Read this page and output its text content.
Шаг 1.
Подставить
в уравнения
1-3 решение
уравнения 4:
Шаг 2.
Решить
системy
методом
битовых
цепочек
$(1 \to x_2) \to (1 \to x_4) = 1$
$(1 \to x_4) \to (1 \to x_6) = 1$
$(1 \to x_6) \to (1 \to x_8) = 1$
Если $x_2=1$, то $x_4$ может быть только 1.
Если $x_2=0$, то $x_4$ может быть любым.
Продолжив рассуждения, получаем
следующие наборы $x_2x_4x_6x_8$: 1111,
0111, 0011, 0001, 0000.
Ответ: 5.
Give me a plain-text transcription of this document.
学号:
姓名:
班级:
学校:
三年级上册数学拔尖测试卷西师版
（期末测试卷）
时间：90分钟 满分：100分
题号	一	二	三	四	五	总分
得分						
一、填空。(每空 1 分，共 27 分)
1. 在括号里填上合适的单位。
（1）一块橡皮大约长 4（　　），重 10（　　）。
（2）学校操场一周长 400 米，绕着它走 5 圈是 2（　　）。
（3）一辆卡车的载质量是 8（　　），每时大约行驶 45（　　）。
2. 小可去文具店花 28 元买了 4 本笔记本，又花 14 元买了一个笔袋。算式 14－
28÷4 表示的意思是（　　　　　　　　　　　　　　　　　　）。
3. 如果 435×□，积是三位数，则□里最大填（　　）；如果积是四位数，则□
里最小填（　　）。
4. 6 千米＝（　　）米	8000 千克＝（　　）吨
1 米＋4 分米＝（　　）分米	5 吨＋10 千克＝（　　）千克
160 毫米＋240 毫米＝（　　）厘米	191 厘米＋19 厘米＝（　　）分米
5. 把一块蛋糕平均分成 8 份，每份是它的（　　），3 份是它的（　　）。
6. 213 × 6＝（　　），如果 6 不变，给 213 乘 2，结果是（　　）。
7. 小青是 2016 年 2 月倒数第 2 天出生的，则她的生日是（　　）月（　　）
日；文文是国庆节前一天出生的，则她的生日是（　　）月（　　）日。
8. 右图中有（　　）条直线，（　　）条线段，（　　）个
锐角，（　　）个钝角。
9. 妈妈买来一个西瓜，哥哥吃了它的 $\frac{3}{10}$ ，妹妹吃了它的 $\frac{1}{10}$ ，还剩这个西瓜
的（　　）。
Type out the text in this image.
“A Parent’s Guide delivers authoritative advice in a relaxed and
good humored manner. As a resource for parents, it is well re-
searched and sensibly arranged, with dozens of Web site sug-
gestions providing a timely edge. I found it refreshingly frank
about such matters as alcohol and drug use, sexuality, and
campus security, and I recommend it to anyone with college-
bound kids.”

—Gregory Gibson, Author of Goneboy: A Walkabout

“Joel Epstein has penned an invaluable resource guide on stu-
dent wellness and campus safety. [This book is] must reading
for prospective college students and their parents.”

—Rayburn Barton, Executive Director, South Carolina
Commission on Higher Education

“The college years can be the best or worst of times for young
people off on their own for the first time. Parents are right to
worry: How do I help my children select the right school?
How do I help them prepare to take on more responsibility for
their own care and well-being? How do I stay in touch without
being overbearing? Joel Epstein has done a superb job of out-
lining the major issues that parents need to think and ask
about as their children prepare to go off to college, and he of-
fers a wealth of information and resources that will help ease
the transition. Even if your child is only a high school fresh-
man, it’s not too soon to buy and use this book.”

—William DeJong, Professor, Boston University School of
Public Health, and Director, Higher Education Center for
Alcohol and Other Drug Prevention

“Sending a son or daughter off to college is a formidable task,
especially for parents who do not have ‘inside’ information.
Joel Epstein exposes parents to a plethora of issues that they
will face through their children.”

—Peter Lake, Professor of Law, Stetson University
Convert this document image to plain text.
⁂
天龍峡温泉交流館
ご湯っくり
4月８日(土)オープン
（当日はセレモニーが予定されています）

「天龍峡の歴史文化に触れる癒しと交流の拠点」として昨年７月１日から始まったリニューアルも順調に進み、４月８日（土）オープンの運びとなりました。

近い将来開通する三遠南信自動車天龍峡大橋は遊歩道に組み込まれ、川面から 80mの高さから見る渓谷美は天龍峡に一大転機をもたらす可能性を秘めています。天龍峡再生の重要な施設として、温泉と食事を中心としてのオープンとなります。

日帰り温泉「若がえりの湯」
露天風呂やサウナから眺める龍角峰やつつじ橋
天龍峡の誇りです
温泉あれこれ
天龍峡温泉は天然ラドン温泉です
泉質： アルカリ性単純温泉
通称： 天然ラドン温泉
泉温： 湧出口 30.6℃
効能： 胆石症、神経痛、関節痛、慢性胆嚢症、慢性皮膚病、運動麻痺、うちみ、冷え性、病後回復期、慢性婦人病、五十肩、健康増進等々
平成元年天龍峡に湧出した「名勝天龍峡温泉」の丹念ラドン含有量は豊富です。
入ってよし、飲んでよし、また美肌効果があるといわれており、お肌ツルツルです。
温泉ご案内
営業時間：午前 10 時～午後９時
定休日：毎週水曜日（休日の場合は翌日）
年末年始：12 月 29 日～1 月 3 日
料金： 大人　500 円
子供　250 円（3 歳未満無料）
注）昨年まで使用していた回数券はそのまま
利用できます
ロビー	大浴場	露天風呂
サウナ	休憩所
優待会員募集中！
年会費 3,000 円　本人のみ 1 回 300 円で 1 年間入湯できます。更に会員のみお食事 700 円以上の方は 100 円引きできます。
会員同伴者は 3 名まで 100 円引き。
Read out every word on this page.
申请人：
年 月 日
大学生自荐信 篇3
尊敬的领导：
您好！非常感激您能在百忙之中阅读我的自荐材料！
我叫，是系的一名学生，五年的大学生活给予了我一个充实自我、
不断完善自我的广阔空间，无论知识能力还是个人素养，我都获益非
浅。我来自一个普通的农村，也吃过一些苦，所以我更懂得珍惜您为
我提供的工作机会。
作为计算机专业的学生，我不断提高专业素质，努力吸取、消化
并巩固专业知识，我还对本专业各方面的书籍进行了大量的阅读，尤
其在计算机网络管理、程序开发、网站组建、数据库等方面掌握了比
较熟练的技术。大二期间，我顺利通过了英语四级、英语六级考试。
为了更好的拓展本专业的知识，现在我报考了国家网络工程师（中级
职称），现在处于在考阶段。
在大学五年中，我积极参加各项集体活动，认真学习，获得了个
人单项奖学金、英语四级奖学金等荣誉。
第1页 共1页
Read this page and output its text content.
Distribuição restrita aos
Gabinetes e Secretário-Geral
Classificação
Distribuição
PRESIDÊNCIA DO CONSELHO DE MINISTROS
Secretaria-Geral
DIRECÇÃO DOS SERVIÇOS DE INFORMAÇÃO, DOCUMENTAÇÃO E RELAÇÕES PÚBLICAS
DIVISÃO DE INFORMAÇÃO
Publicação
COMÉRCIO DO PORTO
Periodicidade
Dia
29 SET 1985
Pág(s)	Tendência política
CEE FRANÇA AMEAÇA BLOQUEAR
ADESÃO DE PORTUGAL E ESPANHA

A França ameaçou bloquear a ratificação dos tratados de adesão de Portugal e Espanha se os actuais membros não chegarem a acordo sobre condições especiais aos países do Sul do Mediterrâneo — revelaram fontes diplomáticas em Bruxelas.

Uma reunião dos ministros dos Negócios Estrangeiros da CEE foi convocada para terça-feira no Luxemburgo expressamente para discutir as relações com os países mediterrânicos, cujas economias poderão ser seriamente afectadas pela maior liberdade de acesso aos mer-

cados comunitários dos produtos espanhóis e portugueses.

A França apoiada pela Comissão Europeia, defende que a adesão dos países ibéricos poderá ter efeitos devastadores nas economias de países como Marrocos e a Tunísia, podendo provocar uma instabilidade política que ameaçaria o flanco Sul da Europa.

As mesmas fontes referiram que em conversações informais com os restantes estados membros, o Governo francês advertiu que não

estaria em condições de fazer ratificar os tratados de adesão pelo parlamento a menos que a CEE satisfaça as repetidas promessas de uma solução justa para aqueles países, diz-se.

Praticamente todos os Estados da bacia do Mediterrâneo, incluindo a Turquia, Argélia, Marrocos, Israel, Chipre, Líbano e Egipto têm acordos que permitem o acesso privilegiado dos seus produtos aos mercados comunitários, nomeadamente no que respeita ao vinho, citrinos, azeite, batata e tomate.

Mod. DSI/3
□ □ □ □ □
Given exercise:
Select and copy every line of the material that holds the string "help".

Worked solution:
worry: How do I help my children select the right school?
How do I help them prepare to take on more responsibility for
fers a wealth of information and resources that will help ease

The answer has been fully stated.